>> BEGIN

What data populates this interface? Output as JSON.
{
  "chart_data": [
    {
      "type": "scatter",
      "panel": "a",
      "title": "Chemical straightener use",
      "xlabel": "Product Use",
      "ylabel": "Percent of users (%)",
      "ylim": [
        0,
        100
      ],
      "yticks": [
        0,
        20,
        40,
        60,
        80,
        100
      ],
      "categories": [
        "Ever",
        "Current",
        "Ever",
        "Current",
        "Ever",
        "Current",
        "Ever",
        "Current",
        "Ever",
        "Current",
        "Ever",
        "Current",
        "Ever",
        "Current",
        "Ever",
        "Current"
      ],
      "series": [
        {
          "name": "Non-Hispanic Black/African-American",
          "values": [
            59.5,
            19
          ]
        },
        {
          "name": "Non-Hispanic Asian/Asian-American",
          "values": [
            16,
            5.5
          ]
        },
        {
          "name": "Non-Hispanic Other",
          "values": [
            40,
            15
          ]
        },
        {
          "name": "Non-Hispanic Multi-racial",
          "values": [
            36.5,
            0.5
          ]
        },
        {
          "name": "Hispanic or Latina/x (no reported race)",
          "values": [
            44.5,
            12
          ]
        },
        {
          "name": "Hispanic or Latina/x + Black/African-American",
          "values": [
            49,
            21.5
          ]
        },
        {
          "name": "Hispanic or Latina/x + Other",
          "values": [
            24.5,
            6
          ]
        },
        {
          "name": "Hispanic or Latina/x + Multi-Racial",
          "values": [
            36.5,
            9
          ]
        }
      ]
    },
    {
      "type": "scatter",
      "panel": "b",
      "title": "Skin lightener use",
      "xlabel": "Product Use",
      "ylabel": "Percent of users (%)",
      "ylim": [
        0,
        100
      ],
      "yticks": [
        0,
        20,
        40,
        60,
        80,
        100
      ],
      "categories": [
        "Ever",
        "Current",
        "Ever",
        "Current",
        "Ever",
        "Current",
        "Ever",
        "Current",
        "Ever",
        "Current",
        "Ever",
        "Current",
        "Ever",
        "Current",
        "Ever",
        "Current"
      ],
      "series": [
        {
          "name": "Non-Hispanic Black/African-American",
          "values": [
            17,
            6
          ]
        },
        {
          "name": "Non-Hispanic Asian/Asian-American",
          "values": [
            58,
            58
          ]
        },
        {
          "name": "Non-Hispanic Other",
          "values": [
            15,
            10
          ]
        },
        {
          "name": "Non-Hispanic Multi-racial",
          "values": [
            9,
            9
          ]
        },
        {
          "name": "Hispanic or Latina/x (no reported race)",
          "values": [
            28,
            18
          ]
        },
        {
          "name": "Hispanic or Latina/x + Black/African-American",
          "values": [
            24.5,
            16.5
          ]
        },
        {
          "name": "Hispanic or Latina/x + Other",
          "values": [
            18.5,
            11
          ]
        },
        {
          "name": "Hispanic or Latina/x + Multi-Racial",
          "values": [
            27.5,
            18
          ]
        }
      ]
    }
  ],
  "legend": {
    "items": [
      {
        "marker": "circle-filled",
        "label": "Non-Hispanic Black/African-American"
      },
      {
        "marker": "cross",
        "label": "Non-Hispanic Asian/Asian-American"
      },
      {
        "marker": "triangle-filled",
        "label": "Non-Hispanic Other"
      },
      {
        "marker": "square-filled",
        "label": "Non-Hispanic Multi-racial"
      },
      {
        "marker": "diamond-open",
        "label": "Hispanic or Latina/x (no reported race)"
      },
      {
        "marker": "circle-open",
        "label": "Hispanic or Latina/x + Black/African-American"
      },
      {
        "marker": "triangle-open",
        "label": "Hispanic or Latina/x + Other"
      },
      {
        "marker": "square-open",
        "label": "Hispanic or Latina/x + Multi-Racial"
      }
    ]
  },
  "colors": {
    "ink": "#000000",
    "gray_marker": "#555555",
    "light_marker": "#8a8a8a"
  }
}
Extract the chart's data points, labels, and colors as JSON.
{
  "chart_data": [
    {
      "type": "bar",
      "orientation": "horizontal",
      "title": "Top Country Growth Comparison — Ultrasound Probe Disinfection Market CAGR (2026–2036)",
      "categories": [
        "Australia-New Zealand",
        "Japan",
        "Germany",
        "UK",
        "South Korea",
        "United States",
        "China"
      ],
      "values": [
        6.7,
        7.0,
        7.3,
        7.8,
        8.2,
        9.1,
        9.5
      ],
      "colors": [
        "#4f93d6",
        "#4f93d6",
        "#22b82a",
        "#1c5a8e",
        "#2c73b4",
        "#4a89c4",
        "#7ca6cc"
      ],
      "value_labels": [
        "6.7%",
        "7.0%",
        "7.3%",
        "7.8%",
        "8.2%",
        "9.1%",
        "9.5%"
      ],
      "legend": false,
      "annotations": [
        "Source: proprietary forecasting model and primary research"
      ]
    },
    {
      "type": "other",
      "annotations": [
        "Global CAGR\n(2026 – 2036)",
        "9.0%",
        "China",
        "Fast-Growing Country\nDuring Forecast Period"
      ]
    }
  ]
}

>> END

Once more, set down the full listing, verbatim.

SOLUTION TO THIS EXERCISE:
What data populates this interface? Output as JSON.
{
  "chart_data": [
    {
      "type": "scatter",
      "panel": "a",
      "title": "Chemical straightener use",
      "xlabel": "Product Use",
      "ylabel": "Percent of users (%)",
      "ylim": [
        0,
        100
      ],
      "yticks": [
        0,
        20,
        40,
        60,
        80,
        100
      ],
      "categories": [
        "Ever",
        "Current",
        "Ever",
        "Current",
        "Ever",
        "Current",
        "Ever",
        "Current",
        "Ever",
        "Current",
        "Ever",
        "Current",
        "Ever",
        "Current",
        "Ever",
        "Current"
      ],
      "series": [
        {
          "name": "Non-Hispanic Black/African-American",
          "values": [
            59.5,
            19
          ]
        },
        {
          "name": "Non-Hispanic Asian/Asian-American",
          "values": [
            16,
            5.5
          ]
        },
        {
          "name": "Non-Hispanic Other",
          "values": [
            40,
            15
          ]
        },
        {
          "name": "Non-Hispanic Multi-racial",
          "values": [
            36.5,
            0.5
          ]
        },
        {
          "name": "Hispanic or Latina/x (no reported race)",
          "values": [
            44.5,
            12
          ]
        },
        {
          "name": "Hispanic or Latina/x + Black/African-American",
          "values": [
            49,
            21.5
          ]
        },
        {
          "name": "Hispanic or Latina/x + Other",
          "values": [
            24.5,
            6
          ]
        },
        {
          "name": "Hispanic or Latina/x + Multi-Racial",
          "values": [
            36.5,
            9
          ]
        }
      ]
    },
    {
      "type": "scatter",
      "panel": "b",
      "title": "Skin lightener use",
      "xlabel": "Product Use",
      "ylabel": "Percent of users (%)",
      "ylim": [
        0,
        100
      ],
      "yticks": [
        0,
        20,
        40,
        60,
        80,
        100
      ],
      "categories": [
        "Ever",
        "Current",
        "Ever",
        "Current",
        "Ever",
        "Current",
        "Ever",
        "Current",
        "Ever",
        "Current",
        "Ever",
        "Current",
        "Ever",
        "Current",
        "Ever",
        "Current"
      ],
      "series": [
        {
          "name": "Non-Hispanic Black/African-American",
          "values": [
            17,
            6
          ]
        },
        {
          "name": "Non-Hispanic Asian/Asian-American",
          "values": [
            58,
            58
          ]
        },
        {
          "name": "Non-Hispanic Other",
          "values": [
            15,
            10
          ]
        },
        {
          "name": "Non-Hispanic Multi-racial",
          "values": [
            9,
            9
          ]
        },
        {
          "name": "Hispanic or Latina/x (no reported race)",
          "values": [
            28,
            18
          ]
        },
        {
          "name": "Hispanic or Latina/x + Black/African-American",
          "values": [
            24.5,
            16.5
          ]
        },
        {
          "name": "Hispanic or Latina/x + Other",
          "values": [
            18.5,
            11
          ]
        },
        {
          "name": "Hispanic or Latina/x + Multi-Racial",
          "values": [
            27.5,
            18
          ]
        }
      ]
    }
  ],
  "legend": {
    "items": [
      {
        "marker": "circle-filled",
        "label": "Non-Hispanic Black/African-American"
      },
      {
        "marker": "cross",
        "label": "Non-Hispanic Asian/Asian-American"
      },
      {
        "marker": "triangle-filled",
        "label": "Non-Hispanic Other"
      },
      {
        "marker": "square-filled",
        "label": "Non-Hispanic Multi-racial"
      },
      {
        "marker": "diamond-open",
        "label": "Hispanic or Latina/x (no reported race)"
      },
      {
        "marker": "circle-open",
        "label": "Hispanic or Latina/x + Black/African-American"
      },
      {
        "marker": "triangle-open",
        "label": "Hispanic or Latina/x + Other"
      },
      {
        "marker": "square-open",
        "label": "Hispanic or Latina/x + Multi-Racial"
      }
    ]
  },
  "colors": {
    "ink": "#000000",
    "gray_marker": "#555555",
    "light_marker": "#8a8a8a"
  }
}
Extract the chart's data points, labels, and colors as JSON.
{
  "chart_data": [
    {
      "type": "bar",
      "orientation": "horizontal",
      "title": "Top Country Growth Comparison — Ultrasound Probe Disinfection Market CAGR (2026–2036)",
      "categories": [
        "Australia-New Zealand",
        "Japan",
        "Germany",
        "UK",
        "South Korea",
        "United States",
        "China"
      ],
      "values": [
        6.7,
        7.0,
        7.3,
        7.8,
        8.2,
        9.1,
        9.5
      ],
      "colors": [
        "#4f93d6",
        "#4f93d6",
        "#22b82a",
        "#1c5a8e",
        "#2c73b4",
        "#4a89c4",
        "#7ca6cc"
      ],
      "value_labels": [
        "6.7%",
        "7.0%",
        "7.3%",
        "7.8%",
        "8.2%",
        "9.1%",
        "9.5%"
      ],
      "legend": false,
      "annotations": [
        "Source: proprietary forecasting model and primary research"
      ]
    },
    {
      "type": "other",
      "annotations": [
        "Global CAGR\n(2026 – 2036)",
        "9.0%",
        "China",
        "Fast-Growing Country\nDuring Forecast Period"
      ]
    }
  ]
}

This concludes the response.